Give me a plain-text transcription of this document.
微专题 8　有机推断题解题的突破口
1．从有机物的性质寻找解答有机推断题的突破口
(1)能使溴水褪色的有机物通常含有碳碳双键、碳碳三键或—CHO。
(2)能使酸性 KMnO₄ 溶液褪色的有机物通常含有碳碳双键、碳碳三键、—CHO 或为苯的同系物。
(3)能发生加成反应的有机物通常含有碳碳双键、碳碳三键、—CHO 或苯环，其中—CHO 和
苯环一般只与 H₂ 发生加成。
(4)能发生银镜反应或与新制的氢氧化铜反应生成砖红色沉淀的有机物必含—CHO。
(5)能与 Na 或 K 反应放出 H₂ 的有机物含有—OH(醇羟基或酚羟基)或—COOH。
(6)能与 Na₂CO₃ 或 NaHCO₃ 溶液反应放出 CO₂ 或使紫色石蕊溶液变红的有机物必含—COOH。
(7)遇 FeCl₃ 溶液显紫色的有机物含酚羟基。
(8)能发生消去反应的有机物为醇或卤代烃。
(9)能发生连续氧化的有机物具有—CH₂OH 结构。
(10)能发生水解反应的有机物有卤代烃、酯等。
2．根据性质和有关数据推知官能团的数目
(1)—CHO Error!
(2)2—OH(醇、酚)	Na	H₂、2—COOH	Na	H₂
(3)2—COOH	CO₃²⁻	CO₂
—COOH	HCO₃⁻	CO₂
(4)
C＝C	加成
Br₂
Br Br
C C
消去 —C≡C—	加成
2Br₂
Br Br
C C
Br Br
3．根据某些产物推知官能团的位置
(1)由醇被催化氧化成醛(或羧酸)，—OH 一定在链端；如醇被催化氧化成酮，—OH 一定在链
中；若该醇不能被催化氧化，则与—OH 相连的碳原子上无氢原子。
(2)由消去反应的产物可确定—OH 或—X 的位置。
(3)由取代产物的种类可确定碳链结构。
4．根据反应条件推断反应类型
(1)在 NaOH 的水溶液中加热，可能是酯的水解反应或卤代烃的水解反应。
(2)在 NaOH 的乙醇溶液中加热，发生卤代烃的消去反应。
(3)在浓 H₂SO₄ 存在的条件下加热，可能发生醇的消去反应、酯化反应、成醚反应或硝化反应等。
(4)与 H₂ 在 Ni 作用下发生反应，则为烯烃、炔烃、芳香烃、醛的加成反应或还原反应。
::::
# [THE TASK]
Write the material out again word for word.

# [EXERCISE ANSWER]
Give me a plain-text transcription of this document.
微专题 8　有机推断题解题的突破口
1．从有机物的性质寻找解答有机推断题的突破口
(1)能使溴水褪色的有机物通常含有碳碳双键、碳碳三键或—CHO。
(2)能使酸性 KMnO₄ 溶液褪色的有机物通常含有碳碳双键、碳碳三键、—CHO 或为苯的同系物。
(3)能发生加成反应的有机物通常含有碳碳双键、碳碳三键、—CHO 或苯环，其中—CHO 和
苯环一般只与 H₂ 发生加成。
(4)能发生银镜反应或与新制的氢氧化铜反应生成砖红色沉淀的有机物必含—CHO。
(5)能与 Na 或 K 反应放出 H₂ 的有机物含有—OH(醇羟基或酚羟基)或—COOH。
(6)能与 Na₂CO₃ 或 NaHCO₃ 溶液反应放出 CO₂ 或使紫色石蕊溶液变红的有机物必含—COOH。
(7)遇 FeCl₃ 溶液显紫色的有机物含酚羟基。
(8)能发生消去反应的有机物为醇或卤代烃。
(9)能发生连续氧化的有机物具有—CH₂OH 结构。
(10)能发生水解反应的有机物有卤代烃、酯等。
2．根据性质和有关数据推知官能团的数目
(1)—CHO Error!
(2)2—OH(醇、酚)	Na	H₂、2—COOH	Na	H₂
(3)2—COOH	CO₃²⁻	CO₂
—COOH	HCO₃⁻	CO₂
(4)
C＝C	加成
Br₂
Br Br
C C
消去 —C≡C—	加成
2Br₂
Br Br
C C
Br Br
3．根据某些产物推知官能团的位置
(1)由醇被催化氧化成醛(或羧酸)，—OH 一定在链端；如醇被催化氧化成酮，—OH 一定在链
中；若该醇不能被催化氧化，则与—OH 相连的碳原子上无氢原子。
(2)由消去反应的产物可确定—OH 或—X 的位置。
(3)由取代产物的种类可确定碳链结构。
4．根据反应条件推断反应类型
(1)在 NaOH 的水溶液中加热，可能是酯的水解反应或卤代烃的水解反应。
(2)在 NaOH 的乙醇溶液中加热，发生卤代烃的消去反应。
(3)在浓 H₂SO₄ 存在的条件下加热，可能发生醇的消去反应、酯化反应、成醚反应或硝化反应等。
(4)与 H₂ 在 Ni 作用下发生反应，则为烯烃、炔烃、芳香烃、醛的加成反应或还原反应。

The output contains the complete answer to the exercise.